** BEGIN INPUT DATA **
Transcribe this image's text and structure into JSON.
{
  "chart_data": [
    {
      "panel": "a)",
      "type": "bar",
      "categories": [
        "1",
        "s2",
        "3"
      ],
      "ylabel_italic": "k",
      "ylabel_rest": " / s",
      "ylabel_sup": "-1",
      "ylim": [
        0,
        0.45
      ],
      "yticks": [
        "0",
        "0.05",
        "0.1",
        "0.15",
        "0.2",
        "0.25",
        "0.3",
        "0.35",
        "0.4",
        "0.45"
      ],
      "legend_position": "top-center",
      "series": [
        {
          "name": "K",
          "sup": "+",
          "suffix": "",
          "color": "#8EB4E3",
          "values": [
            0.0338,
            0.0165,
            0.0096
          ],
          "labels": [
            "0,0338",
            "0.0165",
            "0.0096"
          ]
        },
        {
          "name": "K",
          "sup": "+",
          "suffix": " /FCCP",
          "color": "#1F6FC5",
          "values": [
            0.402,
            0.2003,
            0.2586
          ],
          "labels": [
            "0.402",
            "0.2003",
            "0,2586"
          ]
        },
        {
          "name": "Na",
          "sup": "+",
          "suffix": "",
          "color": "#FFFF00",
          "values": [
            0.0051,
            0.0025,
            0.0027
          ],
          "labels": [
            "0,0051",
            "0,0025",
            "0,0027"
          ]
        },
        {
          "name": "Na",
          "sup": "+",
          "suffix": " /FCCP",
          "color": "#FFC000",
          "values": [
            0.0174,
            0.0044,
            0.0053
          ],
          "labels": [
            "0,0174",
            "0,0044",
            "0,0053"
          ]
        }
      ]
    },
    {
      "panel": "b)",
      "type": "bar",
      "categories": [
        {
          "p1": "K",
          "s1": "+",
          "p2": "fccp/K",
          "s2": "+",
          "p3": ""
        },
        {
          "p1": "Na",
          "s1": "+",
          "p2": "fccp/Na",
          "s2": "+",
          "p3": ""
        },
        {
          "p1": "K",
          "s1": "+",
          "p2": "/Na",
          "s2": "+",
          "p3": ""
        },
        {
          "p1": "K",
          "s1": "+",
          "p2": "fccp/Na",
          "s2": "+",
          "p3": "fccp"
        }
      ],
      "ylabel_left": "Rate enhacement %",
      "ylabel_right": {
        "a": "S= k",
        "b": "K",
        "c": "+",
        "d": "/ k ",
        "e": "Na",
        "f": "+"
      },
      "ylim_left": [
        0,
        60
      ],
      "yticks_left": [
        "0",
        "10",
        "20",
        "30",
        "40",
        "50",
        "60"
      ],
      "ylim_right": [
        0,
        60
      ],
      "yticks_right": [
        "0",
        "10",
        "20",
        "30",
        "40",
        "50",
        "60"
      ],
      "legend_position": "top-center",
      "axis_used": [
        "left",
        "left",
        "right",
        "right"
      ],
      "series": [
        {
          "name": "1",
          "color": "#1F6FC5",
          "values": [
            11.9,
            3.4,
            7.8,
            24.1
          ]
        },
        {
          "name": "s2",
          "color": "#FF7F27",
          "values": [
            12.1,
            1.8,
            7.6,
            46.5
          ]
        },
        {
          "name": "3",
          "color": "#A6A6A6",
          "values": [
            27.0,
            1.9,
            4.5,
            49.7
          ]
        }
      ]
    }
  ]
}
** END INPUT DATA **
EXERCISE INSTRUCTIONS: Set down the entries verbatim, leaving none out.

REPLY TO THE TASK:
Transcribe this image's text and structure into JSON.
{
  "chart_data": [
    {
      "panel": "a)",
      "type": "bar",
      "categories": [
        "1",
        "s2",
        "3"
      ],
      "ylabel_italic": "k",
      "ylabel_rest": " / s",
      "ylabel_sup": "-1",
      "ylim": [
        0,
        0.45
      ],
      "yticks": [
        "0",
        "0.05",
        "0.1",
        "0.15",
        "0.2",
        "0.25",
        "0.3",
        "0.35",
        "0.4",
        "0.45"
      ],
      "legend_position": "top-center",
      "series": [
        {
          "name": "K",
          "sup": "+",
          "suffix": "",
          "color": "#8EB4E3",
          "values": [
            0.0338,
            0.0165,
            0.0096
          ],
          "labels": [
            "0,0338",
            "0.0165",
            "0.0096"
          ]
        },
        {
          "name": "K",
          "sup": "+",
          "suffix": " /FCCP",
          "color": "#1F6FC5",
          "values": [
            0.402,
            0.2003,
            0.2586
          ],
          "labels": [
            "0.402",
            "0.2003",
            "0,2586"
          ]
        },
        {
          "name": "Na",
          "sup": "+",
          "suffix": "",
          "color": "#FFFF00",
          "values": [
            0.0051,
            0.0025,
            0.0027
          ],
          "labels": [
            "0,0051",
            "0,0025",
            "0,0027"
          ]
        },
        {
          "name": "Na",
          "sup": "+",
          "suffix": " /FCCP",
          "color": "#FFC000",
          "values": [
            0.0174,
            0.0044,
            0.0053
          ],
          "labels": [
            "0,0174",
            "0,0044",
            "0,0053"
          ]
        }
      ]
    },
    {
      "panel": "b)",
      "type": "bar",
      "categories": [
        {
          "p1": "K",
          "s1": "+",
          "p2": "fccp/K",
          "s2": "+",
          "p3": ""
        },
        {
          "p1": "Na",
          "s1": "+",
          "p2": "fccp/Na",
          "s2": "+",
          "p3": ""
        },
        {
          "p1": "K",
          "s1": "+",
          "p2": "/Na",
          "s2": "+",
          "p3": ""
        },
        {
          "p1": "K",
          "s1": "+",
          "p2": "fccp/Na",
          "s2": "+",
          "p3": "fccp"
        }
      ],
      "ylabel_left": "Rate enhacement %",
      "ylabel_right": {
        "a": "S= k",
        "b": "K",
        "c": "+",
        "d": "/ k ",
        "e": "Na",
        "f": "+"
      },
      "ylim_left": [
        0,
        60
      ],
      "yticks_left": [
        "0",
        "10",
        "20",
        "30",
        "40",
        "50",
        "60"
      ],
      "ylim_right": [
        0,
        60
      ],
      "yticks_right": [
        "0",
        "10",
        "20",
        "30",
        "40",
        "50",
        "60"
      ],
      "legend_position": "top-center",
      "axis_used": [
        "left",
        "left",
        "right",
        "right"
      ],
      "series": [
        {
          "name": "1",
          "color": "#1F6FC5",
          "values": [
            11.9,
            3.4,
            7.8,
            24.1
          ]
        },
        {
          "name": "s2",
          "color": "#FF7F27",
          "values": [
            12.1,
            1.8,
            7.6,
            46.5
          ]
        },
        {
          "name": "3",
          "color": "#A6A6A6",
          "values": [
            27.0,
            1.9,
            4.5,
            49.7
          ]
        }
      ]
    }
  ]
}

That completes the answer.